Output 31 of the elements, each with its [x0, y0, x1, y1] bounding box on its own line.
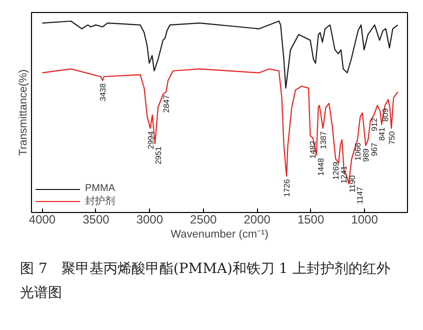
annotation: 2994	[146, 130, 156, 150]
annotation: 1482	[308, 140, 318, 159]
annotation: 809	[381, 108, 390, 122]
x-axis-title: Wavenumber (cm⁻¹)	[170, 228, 268, 240]
annotation: 912	[370, 117, 379, 132]
x-tick-label: 1000	[351, 212, 378, 226]
annotation: 1269	[332, 161, 341, 180]
annotation: 2847	[162, 94, 172, 113]
legend-label: 封护剂	[85, 194, 115, 208]
annotation: 2951	[154, 146, 163, 164]
annotation: 1241	[340, 165, 349, 184]
annotation: 989	[362, 148, 371, 162]
caption: 图 7 聚甲基丙烯酸甲酯(PMMA)和铁刀 1 上封护剂的红外光谱图	[20, 260, 392, 303]
legend-label: PMMA	[85, 183, 115, 194]
annotation: 1448	[316, 158, 326, 176]
x-tick-label: 2500	[190, 212, 218, 226]
annotation: 1190	[348, 174, 358, 193]
y-axis-title: Transmittance(%)	[18, 69, 30, 156]
annotation: 1726	[282, 178, 292, 197]
annotation: 1387	[318, 130, 328, 150]
annotation: 1066	[353, 142, 362, 161]
annotation: 967	[370, 142, 380, 156]
annotation: 1147	[356, 186, 365, 204]
x-tick-label: 3500	[82, 212, 110, 226]
annotation: 750	[387, 130, 396, 145]
x-tick-label: 3000	[136, 212, 164, 226]
annotation: 841	[378, 126, 387, 141]
annotation: 3438	[98, 82, 108, 102]
x-tick-label: 2000	[244, 212, 271, 226]
x-tick-label: 4000	[28, 212, 56, 226]
x-tick-label: 1500	[297, 212, 324, 226]
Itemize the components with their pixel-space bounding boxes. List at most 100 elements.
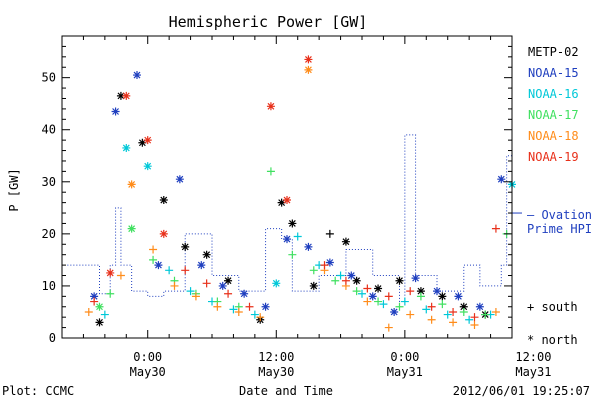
x-tick-label-time: 12:00 (258, 350, 294, 364)
data-point-metp-02 (309, 281, 318, 290)
data-point-noaa-18 (384, 323, 393, 332)
data-point-noaa-17 (481, 310, 490, 319)
data-point-metp-02 (459, 302, 468, 311)
data-point-noaa-17 (127, 224, 136, 233)
data-point-noaa-16 (422, 305, 431, 314)
data-point-metp-02 (181, 242, 190, 251)
data-point-noaa-19 (341, 276, 350, 285)
data-point-noaa-19 (304, 55, 313, 64)
data-point-noaa-15 (133, 71, 141, 80)
x-axis: 0:00May3012:00May300:00May3112:00May310:… (82, 36, 551, 379)
data-point-noaa-18 (234, 307, 243, 316)
ovation-legend-line1: — Ovation (527, 208, 592, 222)
chart-title: Hemispheric Power [GW] (169, 13, 368, 31)
data-point-noaa-18 (449, 318, 458, 327)
data-point-noaa-16 (293, 232, 302, 241)
data-point-noaa-19 (427, 302, 436, 311)
data-point-noaa-18 (406, 310, 415, 319)
data-point-noaa-19 (224, 289, 233, 298)
plot-credit: Plot: CCMC (2, 384, 74, 398)
south-marker-key: + south (527, 300, 578, 314)
data-point-noaa-15 (454, 292, 463, 301)
x-tick-label-date: May30 (130, 365, 166, 379)
x-tick-label-time: 12:00 (515, 350, 551, 364)
data-point-noaa-18 (256, 313, 265, 322)
y-tick-label: 10 (42, 279, 56, 293)
legend-entry-noaa-17: NOAA-17 (528, 108, 579, 122)
plot-timestamp: 2012/06/01 19:25:07 (453, 384, 590, 398)
data-point-metp-02 (288, 219, 297, 228)
data-point-metp-02 (202, 250, 211, 259)
data-point-noaa-16 (336, 271, 345, 280)
data-point-noaa-17 (95, 302, 104, 311)
data-point-noaa-17 (149, 255, 158, 264)
data-point-metp-02 (224, 276, 233, 285)
data-point-noaa-15 (475, 302, 484, 311)
x-tick-label-date: May30 (258, 365, 294, 379)
data-point-noaa-15 (304, 242, 313, 251)
data-point-noaa-19 (491, 224, 500, 233)
data-point-noaa-15 (197, 261, 206, 270)
data-point-noaa-18 (213, 302, 222, 311)
data-point-noaa-17 (266, 167, 275, 176)
data-point-noaa-16 (143, 162, 152, 171)
y-tick-label: 30 (42, 175, 56, 189)
data-point-noaa-15 (347, 271, 356, 280)
data-point-noaa-19 (106, 268, 115, 277)
data-point-noaa-18 (170, 281, 179, 290)
data-point-metp-02 (352, 276, 361, 285)
data-point-noaa-16 (443, 310, 452, 319)
data-point-noaa-18 (149, 245, 158, 254)
data-point-noaa-16 (165, 266, 174, 275)
data-point-metp-02 (116, 91, 125, 100)
data-point-noaa-16 (379, 300, 388, 309)
data-point-noaa-17 (459, 307, 468, 316)
data-point-noaa-19 (159, 229, 168, 238)
data-point-noaa-16 (122, 143, 131, 152)
data-point-noaa-15 (390, 307, 399, 316)
data-point-noaa-16 (272, 279, 281, 288)
data-point-metp-02 (138, 138, 147, 147)
data-point-noaa-19 (202, 279, 211, 288)
data-point-metp-02 (438, 292, 447, 301)
x-tick-label-time: 0:00 (390, 350, 419, 364)
data-point-noaa-18 (191, 292, 200, 301)
data-point-noaa-18 (470, 320, 479, 329)
data-point-noaa-15 (411, 274, 420, 283)
data-point-metp-02 (325, 229, 334, 238)
data-point-noaa-17 (331, 276, 340, 285)
y-axis-label: P [GW] (7, 168, 21, 211)
data-point-noaa-15 (90, 292, 99, 301)
data-point-noaa-18 (84, 307, 93, 316)
x-axis-label: Date and Time (239, 384, 333, 398)
data-point-noaa-16 (229, 305, 238, 314)
data-point-noaa-19 (363, 284, 372, 293)
data-point-noaa-19 (470, 313, 479, 322)
data-point-noaa-17 (309, 266, 318, 275)
north-marker-key: * north (527, 333, 578, 347)
data-point-metp-02 (277, 198, 286, 207)
legend-entry-noaa-18: NOAA-18 (528, 129, 579, 143)
data-point-metp-02 (395, 276, 404, 285)
legend-entry-noaa-15: NOAA-15 (528, 66, 579, 80)
data-point-noaa-19 (320, 261, 329, 270)
legend-entry-noaa-19: NOAA-19 (528, 150, 579, 164)
data-point-metp-02 (374, 284, 383, 293)
data-point-noaa-17 (416, 292, 425, 301)
data-point-noaa-16 (400, 297, 409, 306)
ovation-hpi-line (67, 134, 522, 303)
data-point-noaa-19 (143, 136, 152, 145)
x-tick-label-time: 0:00 (133, 350, 162, 364)
data-point-metp-02 (416, 287, 425, 296)
data-point-noaa-17 (288, 250, 297, 259)
data-point-noaa-18 (427, 315, 436, 324)
data-point-noaa-19 (406, 287, 415, 296)
y-tick-label: 0 (49, 331, 56, 345)
data-point-noaa-16 (250, 310, 259, 319)
data-point-noaa-19 (384, 292, 393, 301)
data-point-noaa-19 (449, 307, 458, 316)
data-point-noaa-15 (497, 175, 506, 184)
data-points (84, 55, 516, 332)
x-tick-label-date: May31 (387, 365, 423, 379)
================
**YOUR GOAL**
Reproduce the data exactly as it appears, starting at its first line and ending at the line that contains "Itemize the components", with both of those lines included. Leave the pictures out of your reproduction.

**TASK RESPONSE**
Output 31 of the elements, each with its [x0, y0, x1, y1] bounding box on its own line.
annotation: 2994	[146, 130, 156, 150]
annotation: 1482	[308, 140, 318, 159]
annotation: 809	[381, 108, 390, 122]
x-axis-title: Wavenumber (cm⁻¹)	[170, 228, 268, 240]
annotation: 912	[370, 117, 379, 132]
x-tick-label: 1000	[351, 212, 378, 226]
annotation: 1269	[332, 161, 341, 180]
annotation: 2847	[162, 94, 172, 113]
legend-label: 封护剂	[85, 194, 115, 208]
annotation: 2951	[154, 146, 163, 164]
annotation: 1241	[340, 165, 349, 184]
annotation: 989	[362, 148, 371, 162]
caption: 图 7 聚甲基丙烯酸甲酯(PMMA)和铁刀 1 上封护剂的红外光谱图	[20, 260, 392, 303]
legend-label: PMMA	[85, 183, 115, 194]
annotation: 1448	[316, 158, 326, 176]
x-tick-label: 2500	[190, 212, 218, 226]
annotation: 1190	[348, 174, 358, 193]
y-axis-title: Transmittance(%)	[18, 69, 30, 156]
annotation: 1726	[282, 178, 292, 197]
annotation: 1387	[318, 130, 328, 150]
annotation: 1066	[353, 142, 362, 161]
annotation: 967	[370, 142, 380, 156]
annotation: 1147	[356, 186, 365, 204]
x-tick-label: 3500	[82, 212, 110, 226]
annotation: 750	[387, 130, 396, 145]
x-tick-label: 3000	[136, 212, 164, 226]
annotation: 841	[378, 126, 387, 141]
annotation: 3438	[98, 82, 108, 102]
x-tick-label: 2000	[244, 212, 271, 226]
x-tick-label: 4000	[28, 212, 56, 226]
x-tick-label: 1500	[297, 212, 324, 226]
Itemize the components with their pixel-space bounding boxes. List at most 100 elements.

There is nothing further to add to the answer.